* _What the task asks_: Give the data below again exactly as written, without its pictures.
--- Begin Information provided ---
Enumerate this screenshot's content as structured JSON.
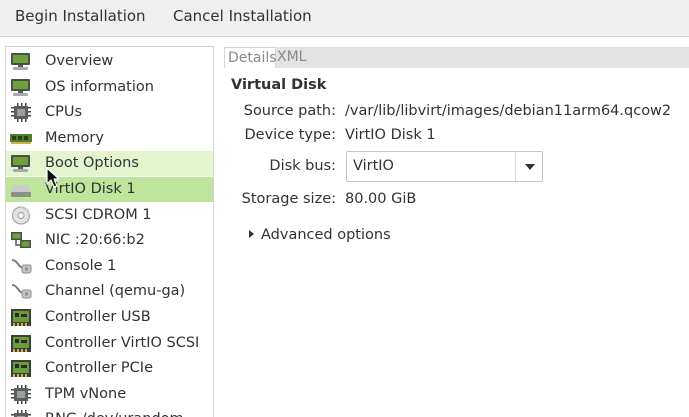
{
  "toolbar": {
    "begin_label": "Begin Installation",
    "cancel_label": "Cancel Installation"
  },
  "sidebar": {
    "items": [
      {
        "label": "Overview",
        "icon": "monitor-icon"
      },
      {
        "label": "OS information",
        "icon": "monitor-icon"
      },
      {
        "label": "CPUs",
        "icon": "cpu-icon"
      },
      {
        "label": "Memory",
        "icon": "memory-icon"
      },
      {
        "label": "Boot Options",
        "icon": "monitor-icon",
        "state": "hover"
      },
      {
        "label": "VirtIO Disk 1",
        "icon": "disk-icon",
        "state": "selected"
      },
      {
        "label": "SCSI CDROM 1",
        "icon": "cdrom-icon"
      },
      {
        "label": "NIC :20:66:b2",
        "icon": "network-icon"
      },
      {
        "label": "Console 1",
        "icon": "serial-icon"
      },
      {
        "label": "Channel (qemu-ga)",
        "icon": "serial-icon"
      },
      {
        "label": "Controller USB",
        "icon": "controller-icon"
      },
      {
        "label": "Controller VirtIO SCSI",
        "icon": "controller-icon"
      },
      {
        "label": "Controller PCIe",
        "icon": "controller-icon"
      },
      {
        "label": "TPM vNone",
        "icon": "cpu-icon"
      },
      {
        "label": "RNG /dev/urandom",
        "icon": "cpu-icon"
      }
    ]
  },
  "tabs": {
    "details": "Details",
    "xml": "XML",
    "active": "Details"
  },
  "disk": {
    "section_title": "Virtual Disk",
    "source_label": "Source path:",
    "source_value": "/var/lib/libvirt/images/debian11arm64.qcow2",
    "type_label": "Device type:",
    "type_value": "VirtIO Disk 1",
    "bus_label": "Disk bus:",
    "bus_value": "VirtIO",
    "size_label": "Storage size:",
    "size_value": "80.00 GiB",
    "advanced_label": "Advanced options"
  },
  "colors": {
    "selected_row": "#bfe59d",
    "hover_row": "#e4f4cf",
    "toolbar_bg": "#efefef"
  }
}
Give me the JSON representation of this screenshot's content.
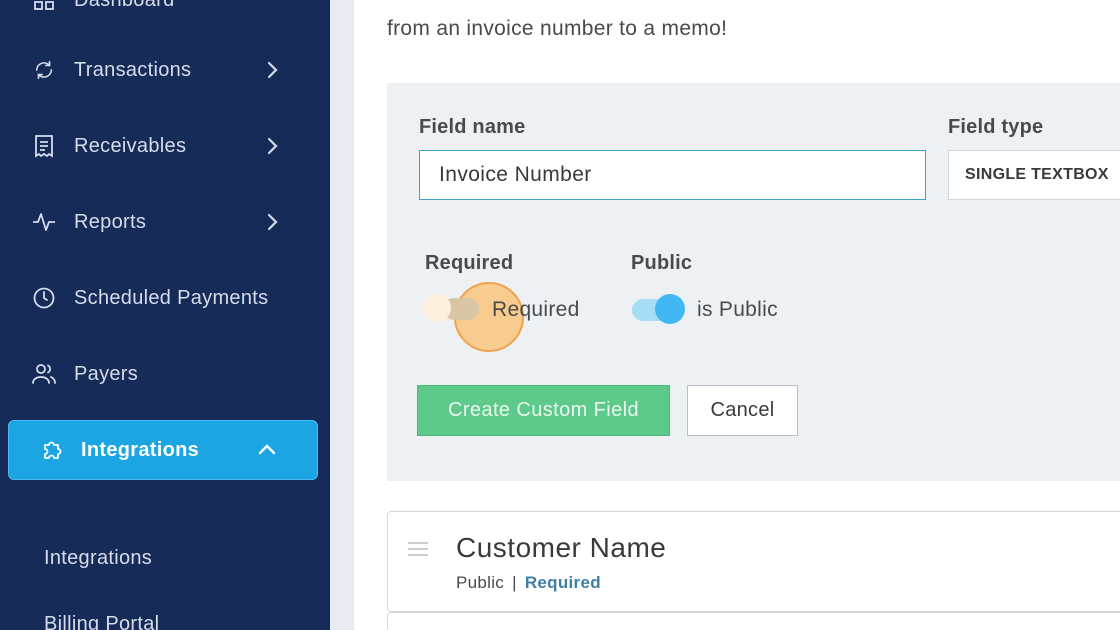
{
  "sidebar": {
    "items": [
      {
        "label": "Dashboard",
        "icon": "dashboard-icon"
      },
      {
        "label": "Transactions",
        "icon": "refresh-icon",
        "has_submenu": true
      },
      {
        "label": "Receivables",
        "icon": "receipt-icon",
        "has_submenu": true
      },
      {
        "label": "Reports",
        "icon": "activity-icon",
        "has_submenu": true
      },
      {
        "label": "Scheduled Payments",
        "icon": "clock-icon"
      },
      {
        "label": "Payers",
        "icon": "users-icon"
      },
      {
        "label": "Integrations",
        "icon": "puzzle-icon",
        "active": true,
        "expanded": true
      }
    ],
    "subitems": [
      {
        "label": "Integrations"
      },
      {
        "label": "Billing Portal"
      }
    ]
  },
  "main": {
    "intro_line1": "from an invoice number to a memo!",
    "form": {
      "field_name_label": "Field name",
      "field_name_value": "Invoice Number",
      "field_type_label": "Field type",
      "field_type_value": "SINGLE TEXTBOX",
      "required_label": "Required",
      "required_toggle_text": "Required",
      "required_on": false,
      "public_label": "Public",
      "public_toggle_text": "is Public",
      "public_on": true,
      "create_button": "Create Custom Field",
      "cancel_button": "Cancel"
    },
    "fields": [
      {
        "name": "Customer Name",
        "visibility": "Public",
        "separator": "|",
        "required": "Required"
      }
    ]
  },
  "colors": {
    "sidebar_bg": "#172b59",
    "active_nav": "#1ba6e3",
    "primary_button": "#5dc98a",
    "toggle_on": "#42b8f2",
    "highlight": "#fbbe6e",
    "required_text": "#3f7fa6"
  }
}
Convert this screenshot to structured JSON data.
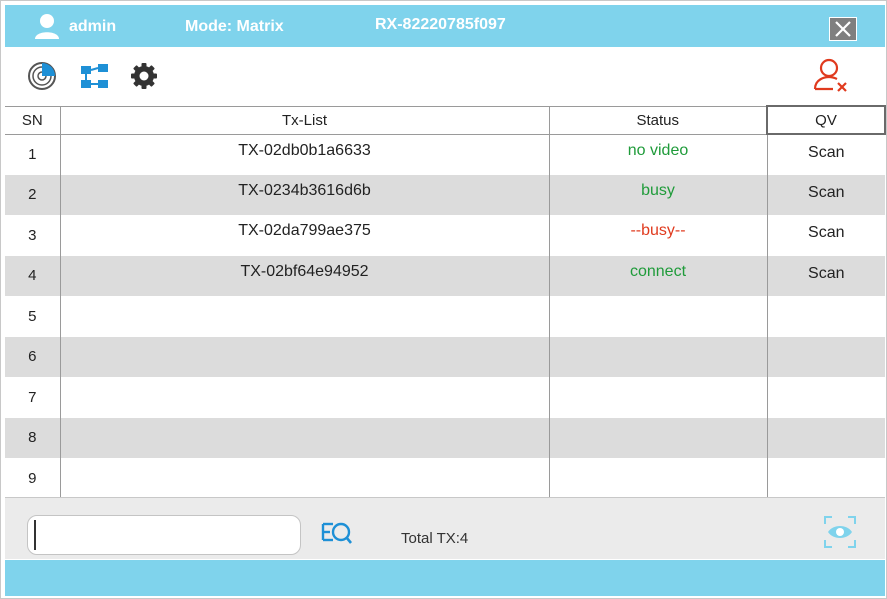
{
  "header": {
    "user": "admin",
    "mode": "Mode: Matrix",
    "rx_id": "RX-82220785f097",
    "close_icon": "close-icon"
  },
  "toolbar": {
    "icons": [
      "radar-scan-icon",
      "topology-icon",
      "gear-icon"
    ],
    "logout_icon": "user-remove-icon"
  },
  "table": {
    "columns": [
      "SN",
      "Tx-List",
      "Status",
      "QV"
    ],
    "rows": [
      {
        "sn": "1",
        "tx": "TX-02db0b1a6633",
        "status": "no video",
        "status_color": "#1f9b3a",
        "qv": "Scan"
      },
      {
        "sn": "2",
        "tx": "TX-0234b3616d6b",
        "status": "busy",
        "status_color": "#1f9b3a",
        "qv": "Scan"
      },
      {
        "sn": "3",
        "tx": "TX-02da799ae375",
        "status": "--busy--",
        "status_color": "#e03a1e",
        "qv": "Scan"
      },
      {
        "sn": "4",
        "tx": "TX-02bf64e94952",
        "status": "connect",
        "status_color": "#1f9b3a",
        "qv": "Scan"
      },
      {
        "sn": "5",
        "tx": "",
        "status": "",
        "qv": ""
      },
      {
        "sn": "6",
        "tx": "",
        "status": "",
        "qv": ""
      },
      {
        "sn": "7",
        "tx": "",
        "status": "",
        "qv": ""
      },
      {
        "sn": "8",
        "tx": "",
        "status": "",
        "qv": ""
      },
      {
        "sn": "9",
        "tx": "",
        "status": "",
        "qv": ""
      }
    ]
  },
  "footer": {
    "search_value": "",
    "total": "Total TX:4"
  },
  "colors": {
    "accent": "#7fd3ec",
    "icon_blue": "#1e90d6",
    "alert_red": "#e03a1e"
  }
}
--- End Information provided ---
* _Response to this task_:
Enumerate this screenshot's content as structured JSON.
{
  "toolbar": {
    "begin_label": "Begin Installation",
    "cancel_label": "Cancel Installation"
  },
  "sidebar": {
    "items": [
      {
        "label": "Overview",
        "icon": "monitor-icon"
      },
      {
        "label": "OS information",
        "icon": "monitor-icon"
      },
      {
        "label": "CPUs",
        "icon": "cpu-icon"
      },
      {
        "label": "Memory",
        "icon": "memory-icon"
      },
      {
        "label": "Boot Options",
        "icon": "monitor-icon",
        "state": "hover"
      },
      {
        "label": "VirtIO Disk 1",
        "icon": "disk-icon",
        "state": "selected"
      },
      {
        "label": "SCSI CDROM 1",
        "icon": "cdrom-icon"
      },
      {
        "label": "NIC :20:66:b2",
        "icon": "network-icon"
      },
      {
        "label": "Console 1",
        "icon": "serial-icon"
      },
      {
        "label": "Channel (qemu-ga)",
        "icon": "serial-icon"
      },
      {
        "label": "Controller USB",
        "icon": "controller-icon"
      },
      {
        "label": "Controller VirtIO SCSI",
        "icon": "controller-icon"
      },
      {
        "label": "Controller PCIe",
        "icon": "controller-icon"
      },
      {
        "label": "TPM vNone",
        "icon": "cpu-icon"
      },
      {
        "label": "RNG /dev/urandom",
        "icon": "cpu-icon"
      }
    ]
  },
  "tabs": {
    "details": "Details",
    "xml": "XML",
    "active": "Details"
  },
  "disk": {
    "section_title": "Virtual Disk",
    "source_label": "Source path:",
    "source_value": "/var/lib/libvirt/images/debian11arm64.qcow2",
    "type_label": "Device type:",
    "type_value": "VirtIO Disk 1",
    "bus_label": "Disk bus:",
    "bus_value": "VirtIO",
    "size_label": "Storage size:",
    "size_value": "80.00 GiB",
    "advanced_label": "Advanced options"
  },
  "colors": {
    "selected_row": "#bfe59d",
    "hover_row": "#e4f4cf",
    "toolbar_bg": "#efefef"
  }
}
Give me the JSON representation of this screenshot's content.
{
  "sidebar": {
    "items": [
      {
        "label": "Dashboard",
        "icon": "dashboard-icon"
      },
      {
        "label": "Transactions",
        "icon": "refresh-icon",
        "has_submenu": true
      },
      {
        "label": "Receivables",
        "icon": "receipt-icon",
        "has_submenu": true
      },
      {
        "label": "Reports",
        "icon": "activity-icon",
        "has_submenu": true
      },
      {
        "label": "Scheduled Payments",
        "icon": "clock-icon"
      },
      {
        "label": "Payers",
        "icon": "users-icon"
      },
      {
        "label": "Integrations",
        "icon": "puzzle-icon",
        "active": true,
        "expanded": true
      }
    ],
    "subitems": [
      {
        "label": "Integrations"
      },
      {
        "label": "Billing Portal"
      }
    ]
  },
  "main": {
    "intro_line1": "from an invoice number to a memo!",
    "form": {
      "field_name_label": "Field name",
      "field_name_value": "Invoice Number",
      "field_type_label": "Field type",
      "field_type_value": "SINGLE TEXTBOX",
      "required_label": "Required",
      "required_toggle_text": "Required",
      "required_on": false,
      "public_label": "Public",
      "public_toggle_text": "is Public",
      "public_on": true,
      "create_button": "Create Custom Field",
      "cancel_button": "Cancel"
    },
    "fields": [
      {
        "name": "Customer Name",
        "visibility": "Public",
        "separator": "|",
        "required": "Required"
      }
    ]
  },
  "colors": {
    "sidebar_bg": "#172b59",
    "active_nav": "#1ba6e3",
    "primary_button": "#5dc98a",
    "toggle_on": "#42b8f2",
    "highlight": "#fbbe6e",
    "required_text": "#3f7fa6"
  }
}
Convert this screenshot to structured JSON data.
{
  "header": {
    "user": "admin",
    "mode": "Mode: Matrix",
    "rx_id": "RX-82220785f097",
    "close_icon": "close-icon"
  },
  "toolbar": {
    "icons": [
      "radar-scan-icon",
      "topology-icon",
      "gear-icon"
    ],
    "logout_icon": "user-remove-icon"
  },
  "table": {
    "columns": [
      "SN",
      "Tx-List",
      "Status",
      "QV"
    ],
    "rows": [
      {
        "sn": "1",
        "tx": "TX-02db0b1a6633",
        "status": "no video",
        "status_color": "#1f9b3a",
        "qv": "Scan"
      },
      {
        "sn": "2",
        "tx": "TX-0234b3616d6b",
        "status": "busy",
        "status_color": "#1f9b3a",
        "qv": "Scan"
      },
      {
        "sn": "3",
        "tx": "TX-02da799ae375",
        "status": "--busy--",
        "status_color": "#e03a1e",
        "qv": "Scan"
      },
      {
        "sn": "4",
        "tx": "TX-02bf64e94952",
        "status": "connect",
        "status_color": "#1f9b3a",
        "qv": "Scan"
      },
      {
        "sn": "5",
        "tx": "",
        "status": "",
        "qv": ""
      },
      {
        "sn": "6",
        "tx": "",
        "status": "",
        "qv": ""
      },
      {
        "sn": "7",
        "tx": "",
        "status": "",
        "qv": ""
      },
      {
        "sn": "8",
        "tx": "",
        "status": "",
        "qv": ""
      },
      {
        "sn": "9",
        "tx": "",
        "status": "",
        "qv": ""
      }
    ]
  },
  "footer": {
    "search_value": "",
    "total": "Total TX:4"
  },
  "colors": {
    "accent": "#7fd3ec",
    "icon_blue": "#1e90d6",
    "alert_red": "#e03a1e"
  }
}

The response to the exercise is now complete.